* Records supplied:
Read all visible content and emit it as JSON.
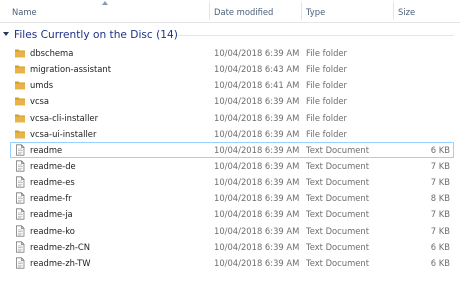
{
  "columns": {
    "name": "Name",
    "date_modified": "Date modified",
    "type": "Type",
    "size": "Size"
  },
  "group": {
    "title": "Files Currently on the Disc (14)"
  },
  "colors": {
    "folder": "#e8b44a",
    "folder_dark": "#d09a2c",
    "selection_border": "#99d1ff",
    "group_title": "#1e3287"
  },
  "files": [
    {
      "name": "dbschema",
      "date": "10/04/2018 6:39 AM",
      "type": "File folder",
      "size": "",
      "icon": "folder-icon"
    },
    {
      "name": "migration-assistant",
      "date": "10/04/2018 6:43 AM",
      "type": "File folder",
      "size": "",
      "icon": "folder-icon"
    },
    {
      "name": "umds",
      "date": "10/04/2018 6:41 AM",
      "type": "File folder",
      "size": "",
      "icon": "folder-icon"
    },
    {
      "name": "vcsa",
      "date": "10/04/2018 6:39 AM",
      "type": "File folder",
      "size": "",
      "icon": "folder-icon"
    },
    {
      "name": "vcsa-cli-installer",
      "date": "10/04/2018 6:39 AM",
      "type": "File folder",
      "size": "",
      "icon": "folder-icon"
    },
    {
      "name": "vcsa-ui-installer",
      "date": "10/04/2018 6:39 AM",
      "type": "File folder",
      "size": "",
      "icon": "folder-icon"
    },
    {
      "name": "readme",
      "date": "10/04/2018 6:39 AM",
      "type": "Text Document",
      "size": "6 KB",
      "icon": "text-document-icon",
      "selected": true
    },
    {
      "name": "readme-de",
      "date": "10/04/2018 6:39 AM",
      "type": "Text Document",
      "size": "7 KB",
      "icon": "text-document-icon"
    },
    {
      "name": "readme-es",
      "date": "10/04/2018 6:39 AM",
      "type": "Text Document",
      "size": "7 KB",
      "icon": "text-document-icon"
    },
    {
      "name": "readme-fr",
      "date": "10/04/2018 6:39 AM",
      "type": "Text Document",
      "size": "8 KB",
      "icon": "text-document-icon"
    },
    {
      "name": "readme-ja",
      "date": "10/04/2018 6:39 AM",
      "type": "Text Document",
      "size": "7 KB",
      "icon": "text-document-icon"
    },
    {
      "name": "readme-ko",
      "date": "10/04/2018 6:39 AM",
      "type": "Text Document",
      "size": "7 KB",
      "icon": "text-document-icon"
    },
    {
      "name": "readme-zh-CN",
      "date": "10/04/2018 6:39 AM",
      "type": "Text Document",
      "size": "6 KB",
      "icon": "text-document-icon"
    },
    {
      "name": "readme-zh-TW",
      "date": "10/04/2018 6:39 AM",
      "type": "Text Document",
      "size": "6 KB",
      "icon": "text-document-icon"
    }
  ]
}
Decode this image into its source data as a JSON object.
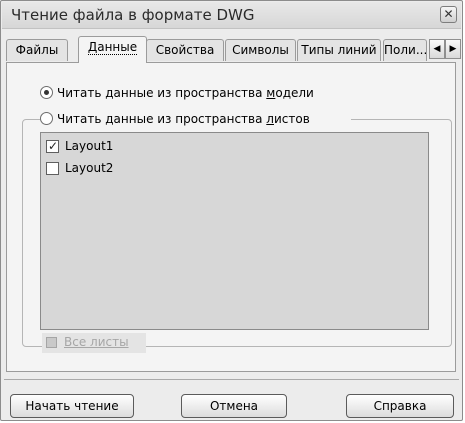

* What needs to be done: Transcribe the entries above verbatim, omitting their pictures.

* Final result:
Read all visible content and emit it as JSON.
{
  "columns": {
    "name": "Name",
    "date_modified": "Date modified",
    "type": "Type",
    "size": "Size"
  },
  "group": {
    "title": "Files Currently on the Disc (14)"
  },
  "colors": {
    "folder": "#e8b44a",
    "folder_dark": "#d09a2c",
    "selection_border": "#99d1ff",
    "group_title": "#1e3287"
  },
  "files": [
    {
      "name": "dbschema",
      "date": "10/04/2018 6:39 AM",
      "type": "File folder",
      "size": "",
      "icon": "folder-icon"
    },
    {
      "name": "migration-assistant",
      "date": "10/04/2018 6:43 AM",
      "type": "File folder",
      "size": "",
      "icon": "folder-icon"
    },
    {
      "name": "umds",
      "date": "10/04/2018 6:41 AM",
      "type": "File folder",
      "size": "",
      "icon": "folder-icon"
    },
    {
      "name": "vcsa",
      "date": "10/04/2018 6:39 AM",
      "type": "File folder",
      "size": "",
      "icon": "folder-icon"
    },
    {
      "name": "vcsa-cli-installer",
      "date": "10/04/2018 6:39 AM",
      "type": "File folder",
      "size": "",
      "icon": "folder-icon"
    },
    {
      "name": "vcsa-ui-installer",
      "date": "10/04/2018 6:39 AM",
      "type": "File folder",
      "size": "",
      "icon": "folder-icon"
    },
    {
      "name": "readme",
      "date": "10/04/2018 6:39 AM",
      "type": "Text Document",
      "size": "6 KB",
      "icon": "text-document-icon",
      "selected": true
    },
    {
      "name": "readme-de",
      "date": "10/04/2018 6:39 AM",
      "type": "Text Document",
      "size": "7 KB",
      "icon": "text-document-icon"
    },
    {
      "name": "readme-es",
      "date": "10/04/2018 6:39 AM",
      "type": "Text Document",
      "size": "7 KB",
      "icon": "text-document-icon"
    },
    {
      "name": "readme-fr",
      "date": "10/04/2018 6:39 AM",
      "type": "Text Document",
      "size": "8 KB",
      "icon": "text-document-icon"
    },
    {
      "name": "readme-ja",
      "date": "10/04/2018 6:39 AM",
      "type": "Text Document",
      "size": "7 KB",
      "icon": "text-document-icon"
    },
    {
      "name": "readme-ko",
      "date": "10/04/2018 6:39 AM",
      "type": "Text Document",
      "size": "7 KB",
      "icon": "text-document-icon"
    },
    {
      "name": "readme-zh-CN",
      "date": "10/04/2018 6:39 AM",
      "type": "Text Document",
      "size": "6 KB",
      "icon": "text-document-icon"
    },
    {
      "name": "readme-zh-TW",
      "date": "10/04/2018 6:39 AM",
      "type": "Text Document",
      "size": "6 KB",
      "icon": "text-document-icon"
    }
  ]
}
Decode this image into its source data as a JSON object.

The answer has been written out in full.